Saved data entries

########################################

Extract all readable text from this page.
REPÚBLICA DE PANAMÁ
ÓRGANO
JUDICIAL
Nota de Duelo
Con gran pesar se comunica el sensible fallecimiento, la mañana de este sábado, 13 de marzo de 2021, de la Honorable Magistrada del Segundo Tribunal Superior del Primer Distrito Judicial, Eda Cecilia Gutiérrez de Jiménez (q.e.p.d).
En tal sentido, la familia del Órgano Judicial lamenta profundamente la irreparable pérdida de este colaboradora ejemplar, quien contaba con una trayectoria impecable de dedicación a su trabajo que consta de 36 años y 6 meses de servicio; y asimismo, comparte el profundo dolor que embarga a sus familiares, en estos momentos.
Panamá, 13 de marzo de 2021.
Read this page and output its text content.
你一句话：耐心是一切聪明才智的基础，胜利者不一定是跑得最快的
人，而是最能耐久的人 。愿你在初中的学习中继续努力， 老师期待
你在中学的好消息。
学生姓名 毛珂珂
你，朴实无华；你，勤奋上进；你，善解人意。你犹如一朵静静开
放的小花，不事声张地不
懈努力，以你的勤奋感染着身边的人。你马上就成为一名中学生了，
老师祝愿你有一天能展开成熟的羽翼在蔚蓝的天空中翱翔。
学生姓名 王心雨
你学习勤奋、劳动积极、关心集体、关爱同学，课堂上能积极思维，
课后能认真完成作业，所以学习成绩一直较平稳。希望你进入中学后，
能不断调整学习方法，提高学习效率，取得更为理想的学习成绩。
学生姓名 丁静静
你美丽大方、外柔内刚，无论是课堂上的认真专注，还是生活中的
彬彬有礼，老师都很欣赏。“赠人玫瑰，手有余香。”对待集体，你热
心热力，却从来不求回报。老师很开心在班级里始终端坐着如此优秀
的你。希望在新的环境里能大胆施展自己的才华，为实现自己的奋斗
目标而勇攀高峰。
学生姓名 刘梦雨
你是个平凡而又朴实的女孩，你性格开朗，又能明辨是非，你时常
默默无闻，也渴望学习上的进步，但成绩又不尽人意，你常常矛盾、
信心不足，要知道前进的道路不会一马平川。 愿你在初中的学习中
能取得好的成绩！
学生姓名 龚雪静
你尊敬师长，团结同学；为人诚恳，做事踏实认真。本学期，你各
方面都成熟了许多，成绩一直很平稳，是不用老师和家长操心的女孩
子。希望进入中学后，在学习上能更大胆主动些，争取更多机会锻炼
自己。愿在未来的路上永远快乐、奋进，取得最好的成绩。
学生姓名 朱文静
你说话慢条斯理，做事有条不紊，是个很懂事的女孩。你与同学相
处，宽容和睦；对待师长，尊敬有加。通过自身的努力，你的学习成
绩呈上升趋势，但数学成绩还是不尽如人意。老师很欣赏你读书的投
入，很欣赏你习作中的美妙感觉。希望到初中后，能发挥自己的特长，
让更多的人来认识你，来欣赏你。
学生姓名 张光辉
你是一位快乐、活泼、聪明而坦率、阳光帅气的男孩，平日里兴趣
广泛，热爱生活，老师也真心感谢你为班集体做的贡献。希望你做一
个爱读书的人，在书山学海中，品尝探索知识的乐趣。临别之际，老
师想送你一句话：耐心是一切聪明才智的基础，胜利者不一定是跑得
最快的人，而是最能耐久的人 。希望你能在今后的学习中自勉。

########################################

* Your task: Repeat the listing exactly, from its first line to its last.

* Result of the task:
Extract all readable text from this page.
REPÚBLICA DE PANAMÁ
ÓRGANO
JUDICIAL
Nota de Duelo
Con gran pesar se comunica el sensible fallecimiento, la mañana de este sábado, 13 de marzo de 2021, de la Honorable Magistrada del Segundo Tribunal Superior del Primer Distrito Judicial, Eda Cecilia Gutiérrez de Jiménez (q.e.p.d).
En tal sentido, la familia del Órgano Judicial lamenta profundamente la irreparable pérdida de este colaboradora ejemplar, quien contaba con una trayectoria impecable de dedicación a su trabajo que consta de 36 años y 6 meses de servicio; y asimismo, comparte el profundo dolor que embarga a sus familiares, en estos momentos.
Panamá, 13 de marzo de 2021.
Read this page and output its text content.
你一句话：耐心是一切聪明才智的基础，胜利者不一定是跑得最快的
人，而是最能耐久的人 。愿你在初中的学习中继续努力， 老师期待
你在中学的好消息。
学生姓名 毛珂珂
你，朴实无华；你，勤奋上进；你，善解人意。你犹如一朵静静开
放的小花，不事声张地不
懈努力，以你的勤奋感染着身边的人。你马上就成为一名中学生了，
老师祝愿你有一天能展开成熟的羽翼在蔚蓝的天空中翱翔。
学生姓名 王心雨
你学习勤奋、劳动积极、关心集体、关爱同学，课堂上能积极思维，
课后能认真完成作业，所以学习成绩一直较平稳。希望你进入中学后，
能不断调整学习方法，提高学习效率，取得更为理想的学习成绩。
学生姓名 丁静静
你美丽大方、外柔内刚，无论是课堂上的认真专注，还是生活中的
彬彬有礼，老师都很欣赏。“赠人玫瑰，手有余香。”对待集体，你热
心热力，却从来不求回报。老师很开心在班级里始终端坐着如此优秀
的你。希望在新的环境里能大胆施展自己的才华，为实现自己的奋斗
目标而勇攀高峰。
学生姓名 刘梦雨
你是个平凡而又朴实的女孩，你性格开朗，又能明辨是非，你时常
默默无闻，也渴望学习上的进步，但成绩又不尽人意，你常常矛盾、
信心不足，要知道前进的道路不会一马平川。 愿你在初中的学习中
能取得好的成绩！
学生姓名 龚雪静
你尊敬师长，团结同学；为人诚恳，做事踏实认真。本学期，你各
方面都成熟了许多，成绩一直很平稳，是不用老师和家长操心的女孩
子。希望进入中学后，在学习上能更大胆主动些，争取更多机会锻炼
自己。愿在未来的路上永远快乐、奋进，取得最好的成绩。
学生姓名 朱文静
你说话慢条斯理，做事有条不紊，是个很懂事的女孩。你与同学相
处，宽容和睦；对待师长，尊敬有加。通过自身的努力，你的学习成
绩呈上升趋势，但数学成绩还是不尽如人意。老师很欣赏你读书的投
入，很欣赏你习作中的美妙感觉。希望到初中后，能发挥自己的特长，
让更多的人来认识你，来欣赏你。
学生姓名 张光辉
你是一位快乐、活泼、聪明而坦率、阳光帅气的男孩，平日里兴趣
广泛，热爱生活，老师也真心感谢你为班集体做的贡献。希望你做一
个爱读书的人，在书山学海中，品尝探索知识的乐趣。临别之际，老
师想送你一句话：耐心是一切聪明才智的基础，胜利者不一定是跑得
最快的人，而是最能耐久的人 。希望你能在今后的学习中自勉。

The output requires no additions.